◆ **AUFGABEN ZUR ÜBUNG**
**a)** Beantworte anhand des Textes zum verkaufsoffenen Sonntag kurz diese Fragen:
(i) An welchem Datum soll der verkaufsoffene Sonntag stattfinden?
(ii) Mit der Ratsmehrheit welcher Parteien wurde er beschlossen?
(iii) Sind die Geschäftsinhaber laut Text verpflichtet zu öffnen?
**b)** Schreibe den Text zum verkaufsoffenen Sonntag nach seinem letzten Satz weiter.

◆ **TEXTAUSZUG**
==*==

Verkaufsoffener Sonntag per Ratsbeschluss und Geschäfte bleiben doch geschlossen

„Es ist der 2. Juli, die Radler der „Tour“ kurven durch ein hermetisch abgeriegeltes Mönchengladbach.
Menschenmassen spazieren mit ihren Taschen die Hindenburgstraße hinauf und herunter, wollen an diesem verkaufsoffenen Sonntag einkaufen.“

Soweit die Planung unserer Politiker, beschlossen mit der Ratsmehrheit von CDU/SPD. Gegen den erklärten Willen etlicher Einzelhändler, gegen die Erklärungen und Forderungen des Citymanagements, gegen jede Vernunft.
Angebliche „Signale“ pro Geschäftsöffnung aus der Händlerriege sind wohl fehlinterpretiert worden oder reines Wunschdenken. Die Geschäftsinhaber wollen nicht öffnen, eine Pflicht dazu gibt es nicht.
Unsere Mehrheitspolitiker wollten schlauer sein und demonstrierten ihre „Möglichkeiten“ mit einer katastrophalen Sturheit. Das Desaster ist perfekt.

==*==

◆ **AUSZÜGE AUS DATENSÄTZEN**

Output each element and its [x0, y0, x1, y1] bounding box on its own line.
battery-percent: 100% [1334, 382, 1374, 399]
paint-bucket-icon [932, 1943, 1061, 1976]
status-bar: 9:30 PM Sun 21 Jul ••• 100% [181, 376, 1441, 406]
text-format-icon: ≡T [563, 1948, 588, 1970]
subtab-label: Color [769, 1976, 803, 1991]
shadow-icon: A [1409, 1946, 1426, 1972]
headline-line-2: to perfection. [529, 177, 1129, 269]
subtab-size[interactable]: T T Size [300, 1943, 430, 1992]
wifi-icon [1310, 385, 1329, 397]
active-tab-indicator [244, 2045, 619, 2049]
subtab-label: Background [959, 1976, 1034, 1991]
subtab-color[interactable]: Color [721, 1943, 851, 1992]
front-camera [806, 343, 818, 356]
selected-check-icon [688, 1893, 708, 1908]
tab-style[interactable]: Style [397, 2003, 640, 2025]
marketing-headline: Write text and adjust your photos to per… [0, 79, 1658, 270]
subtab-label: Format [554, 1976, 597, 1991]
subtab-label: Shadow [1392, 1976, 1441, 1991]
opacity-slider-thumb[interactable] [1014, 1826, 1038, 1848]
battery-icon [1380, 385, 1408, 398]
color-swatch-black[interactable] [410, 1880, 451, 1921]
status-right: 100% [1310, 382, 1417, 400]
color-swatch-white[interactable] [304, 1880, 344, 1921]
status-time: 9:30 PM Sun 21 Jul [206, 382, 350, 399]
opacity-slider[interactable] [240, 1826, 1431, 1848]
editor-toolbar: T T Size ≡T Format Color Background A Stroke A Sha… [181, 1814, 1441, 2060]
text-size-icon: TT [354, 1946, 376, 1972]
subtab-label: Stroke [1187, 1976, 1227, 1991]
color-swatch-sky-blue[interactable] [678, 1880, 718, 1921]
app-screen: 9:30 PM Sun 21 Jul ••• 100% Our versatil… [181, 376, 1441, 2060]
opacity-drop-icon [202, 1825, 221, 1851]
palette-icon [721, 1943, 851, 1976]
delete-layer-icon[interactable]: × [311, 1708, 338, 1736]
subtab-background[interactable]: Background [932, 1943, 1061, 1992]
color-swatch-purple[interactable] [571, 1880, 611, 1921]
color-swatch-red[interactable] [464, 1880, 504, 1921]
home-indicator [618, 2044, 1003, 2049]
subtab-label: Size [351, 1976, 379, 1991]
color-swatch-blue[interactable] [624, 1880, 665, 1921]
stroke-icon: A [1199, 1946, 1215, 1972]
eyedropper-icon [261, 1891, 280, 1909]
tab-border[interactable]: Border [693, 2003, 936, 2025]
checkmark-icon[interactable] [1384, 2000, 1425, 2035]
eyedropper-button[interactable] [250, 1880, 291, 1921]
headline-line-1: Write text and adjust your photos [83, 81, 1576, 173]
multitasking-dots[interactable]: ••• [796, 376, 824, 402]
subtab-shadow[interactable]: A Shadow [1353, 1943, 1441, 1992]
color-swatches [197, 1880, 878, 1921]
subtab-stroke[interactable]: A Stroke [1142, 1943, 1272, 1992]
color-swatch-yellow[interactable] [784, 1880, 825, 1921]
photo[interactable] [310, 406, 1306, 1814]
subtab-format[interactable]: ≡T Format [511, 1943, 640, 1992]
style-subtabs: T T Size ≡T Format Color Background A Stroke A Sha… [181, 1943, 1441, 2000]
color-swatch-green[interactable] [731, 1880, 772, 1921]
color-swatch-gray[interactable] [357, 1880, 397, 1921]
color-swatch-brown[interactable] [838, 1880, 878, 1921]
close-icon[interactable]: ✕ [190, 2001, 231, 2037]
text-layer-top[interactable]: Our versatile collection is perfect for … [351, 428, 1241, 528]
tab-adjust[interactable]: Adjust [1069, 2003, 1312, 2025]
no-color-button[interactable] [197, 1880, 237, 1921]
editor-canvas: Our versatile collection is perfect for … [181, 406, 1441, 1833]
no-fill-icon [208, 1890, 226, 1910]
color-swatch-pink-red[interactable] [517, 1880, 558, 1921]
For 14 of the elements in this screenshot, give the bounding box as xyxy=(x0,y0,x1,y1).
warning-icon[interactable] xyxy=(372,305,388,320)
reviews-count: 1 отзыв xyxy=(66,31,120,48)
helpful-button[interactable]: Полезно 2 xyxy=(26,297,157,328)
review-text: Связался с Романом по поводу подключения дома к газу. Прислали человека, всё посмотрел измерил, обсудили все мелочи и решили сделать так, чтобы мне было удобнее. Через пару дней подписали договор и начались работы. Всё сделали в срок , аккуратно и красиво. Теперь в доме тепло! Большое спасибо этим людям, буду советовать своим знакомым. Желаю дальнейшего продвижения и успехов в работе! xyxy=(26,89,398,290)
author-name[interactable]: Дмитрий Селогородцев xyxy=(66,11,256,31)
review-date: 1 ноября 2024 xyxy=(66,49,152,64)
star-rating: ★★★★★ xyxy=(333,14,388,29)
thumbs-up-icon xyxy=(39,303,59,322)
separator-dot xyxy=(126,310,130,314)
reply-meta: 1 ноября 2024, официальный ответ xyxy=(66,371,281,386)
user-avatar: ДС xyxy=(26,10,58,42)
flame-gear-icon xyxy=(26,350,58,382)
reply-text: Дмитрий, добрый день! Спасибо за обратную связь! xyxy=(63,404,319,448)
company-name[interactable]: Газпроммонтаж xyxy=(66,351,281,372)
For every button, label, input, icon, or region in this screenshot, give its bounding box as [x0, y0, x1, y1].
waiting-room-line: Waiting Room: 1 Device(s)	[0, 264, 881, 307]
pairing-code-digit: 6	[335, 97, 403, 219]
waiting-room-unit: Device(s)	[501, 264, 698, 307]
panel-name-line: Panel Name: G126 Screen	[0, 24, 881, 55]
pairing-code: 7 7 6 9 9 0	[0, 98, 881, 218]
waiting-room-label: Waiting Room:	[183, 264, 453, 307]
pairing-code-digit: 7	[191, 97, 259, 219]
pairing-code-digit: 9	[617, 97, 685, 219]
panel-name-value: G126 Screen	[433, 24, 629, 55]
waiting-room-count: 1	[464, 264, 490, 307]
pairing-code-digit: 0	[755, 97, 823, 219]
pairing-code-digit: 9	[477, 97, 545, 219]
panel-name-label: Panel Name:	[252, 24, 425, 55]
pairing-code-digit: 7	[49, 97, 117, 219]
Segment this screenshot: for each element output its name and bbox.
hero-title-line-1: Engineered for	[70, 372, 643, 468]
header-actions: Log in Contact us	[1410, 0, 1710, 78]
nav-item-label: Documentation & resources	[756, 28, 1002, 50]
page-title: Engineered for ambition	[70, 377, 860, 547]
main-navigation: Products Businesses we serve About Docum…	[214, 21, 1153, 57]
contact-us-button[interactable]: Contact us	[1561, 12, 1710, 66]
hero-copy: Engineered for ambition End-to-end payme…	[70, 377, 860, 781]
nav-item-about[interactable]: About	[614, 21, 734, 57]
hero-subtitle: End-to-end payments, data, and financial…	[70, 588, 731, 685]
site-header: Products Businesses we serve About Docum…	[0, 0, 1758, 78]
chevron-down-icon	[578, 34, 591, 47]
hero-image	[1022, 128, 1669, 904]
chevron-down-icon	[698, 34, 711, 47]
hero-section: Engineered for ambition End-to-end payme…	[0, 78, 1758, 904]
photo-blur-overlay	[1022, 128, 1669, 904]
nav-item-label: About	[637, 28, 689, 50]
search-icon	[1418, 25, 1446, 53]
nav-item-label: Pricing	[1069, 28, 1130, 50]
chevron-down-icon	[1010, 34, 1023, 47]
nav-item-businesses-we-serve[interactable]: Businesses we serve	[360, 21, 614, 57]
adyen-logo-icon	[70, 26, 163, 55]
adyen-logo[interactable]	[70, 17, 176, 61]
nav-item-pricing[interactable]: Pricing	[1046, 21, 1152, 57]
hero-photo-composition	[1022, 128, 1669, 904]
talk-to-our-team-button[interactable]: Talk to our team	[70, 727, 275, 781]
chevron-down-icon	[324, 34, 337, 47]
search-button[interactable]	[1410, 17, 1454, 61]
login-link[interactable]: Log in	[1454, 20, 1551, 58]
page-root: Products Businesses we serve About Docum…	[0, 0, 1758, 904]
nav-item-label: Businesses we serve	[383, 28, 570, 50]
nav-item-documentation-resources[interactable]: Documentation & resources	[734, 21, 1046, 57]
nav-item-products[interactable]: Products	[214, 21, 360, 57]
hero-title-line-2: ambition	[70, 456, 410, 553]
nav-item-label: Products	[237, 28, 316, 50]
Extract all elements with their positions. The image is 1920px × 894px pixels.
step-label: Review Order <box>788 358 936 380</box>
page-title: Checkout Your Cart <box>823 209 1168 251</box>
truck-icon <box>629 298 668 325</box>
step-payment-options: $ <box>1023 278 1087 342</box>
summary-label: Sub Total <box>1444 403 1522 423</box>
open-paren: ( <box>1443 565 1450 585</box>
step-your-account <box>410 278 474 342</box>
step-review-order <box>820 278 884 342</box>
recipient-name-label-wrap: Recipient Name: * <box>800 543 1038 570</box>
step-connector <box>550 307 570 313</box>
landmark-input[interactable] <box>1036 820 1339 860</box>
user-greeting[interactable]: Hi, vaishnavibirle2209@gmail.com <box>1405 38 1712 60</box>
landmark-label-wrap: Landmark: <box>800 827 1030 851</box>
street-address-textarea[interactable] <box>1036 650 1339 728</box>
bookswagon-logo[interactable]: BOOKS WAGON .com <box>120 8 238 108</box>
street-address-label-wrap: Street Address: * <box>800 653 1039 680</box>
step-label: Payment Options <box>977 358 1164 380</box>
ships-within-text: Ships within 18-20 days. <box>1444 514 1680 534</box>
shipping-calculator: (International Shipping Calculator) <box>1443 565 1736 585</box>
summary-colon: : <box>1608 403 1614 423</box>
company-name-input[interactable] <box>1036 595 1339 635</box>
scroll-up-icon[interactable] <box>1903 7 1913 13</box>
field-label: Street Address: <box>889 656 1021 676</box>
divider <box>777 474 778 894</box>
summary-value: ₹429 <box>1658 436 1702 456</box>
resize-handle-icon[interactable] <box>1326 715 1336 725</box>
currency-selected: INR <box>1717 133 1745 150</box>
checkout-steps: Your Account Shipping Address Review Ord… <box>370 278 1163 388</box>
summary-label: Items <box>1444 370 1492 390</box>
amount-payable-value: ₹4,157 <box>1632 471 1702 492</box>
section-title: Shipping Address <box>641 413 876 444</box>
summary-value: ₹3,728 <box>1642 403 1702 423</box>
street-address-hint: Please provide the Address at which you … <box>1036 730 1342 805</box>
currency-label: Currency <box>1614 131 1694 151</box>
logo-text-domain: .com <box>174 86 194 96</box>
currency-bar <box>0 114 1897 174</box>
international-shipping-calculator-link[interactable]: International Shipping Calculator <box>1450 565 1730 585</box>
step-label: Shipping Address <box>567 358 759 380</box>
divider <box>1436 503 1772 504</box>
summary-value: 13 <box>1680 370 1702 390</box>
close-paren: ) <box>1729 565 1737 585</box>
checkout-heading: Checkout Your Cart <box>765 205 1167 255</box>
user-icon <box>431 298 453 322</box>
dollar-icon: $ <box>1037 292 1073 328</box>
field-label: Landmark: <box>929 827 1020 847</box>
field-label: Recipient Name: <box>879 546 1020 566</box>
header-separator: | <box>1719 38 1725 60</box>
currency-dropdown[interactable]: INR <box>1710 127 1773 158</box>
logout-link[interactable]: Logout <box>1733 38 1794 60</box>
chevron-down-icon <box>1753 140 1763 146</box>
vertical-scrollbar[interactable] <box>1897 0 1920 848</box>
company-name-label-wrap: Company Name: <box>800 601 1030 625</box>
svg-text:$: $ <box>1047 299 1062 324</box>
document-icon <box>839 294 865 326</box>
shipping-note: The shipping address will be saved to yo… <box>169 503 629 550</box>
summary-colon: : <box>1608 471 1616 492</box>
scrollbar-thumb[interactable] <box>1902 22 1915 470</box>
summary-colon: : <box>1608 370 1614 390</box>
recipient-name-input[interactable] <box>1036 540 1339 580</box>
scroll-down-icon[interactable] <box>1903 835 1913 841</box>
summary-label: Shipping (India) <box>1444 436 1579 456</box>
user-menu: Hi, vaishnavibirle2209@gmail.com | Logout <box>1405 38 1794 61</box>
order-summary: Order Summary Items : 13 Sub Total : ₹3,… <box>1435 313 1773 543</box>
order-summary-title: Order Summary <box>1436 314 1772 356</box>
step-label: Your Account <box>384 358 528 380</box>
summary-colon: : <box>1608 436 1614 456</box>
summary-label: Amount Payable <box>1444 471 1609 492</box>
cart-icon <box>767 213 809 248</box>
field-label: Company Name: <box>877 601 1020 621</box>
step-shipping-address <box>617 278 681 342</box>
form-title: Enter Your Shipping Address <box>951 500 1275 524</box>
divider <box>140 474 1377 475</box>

==*==

◆ **LÖSUNGEN ZUR ÜBUNG**
**a)**
(i) Am 2. Juli.
(ii) Von CDU und SPD.
(iii) Nein, eine Pflicht dazu gibt es nicht.

**b)**
Einen Ausweg gibt es dann doch noch, im Hauptausschuss in der nächsten Woche müßte sich eine Mehrheit finden, die den Ratsbeschluss neutralisiert, heißt: kein verkaufsoffener Sonntag in Mönchengladbach.
Wer dann unzufrieden ist mit dieser Lösung, es wird viele geben die eine solche Lösung doof finden, kann sich immerhin auf´s Zuschauen der Radler konzentrieren oder besser gleich zu Hause bleiben und das Spektakel im Fernsehen anschauen. Damit umgeht man das Verkehrschaos ob der Absperrungen in Mönchengladbach.
Die FDP-Fraktion hat einen zielgerichteten politischen Antrag eingereicht, dieser sollte zustimmend behandelt werden. Den sicherlich vorhandenen Image-Schaden sollten die Protagonisten in Stille aufarbeiten.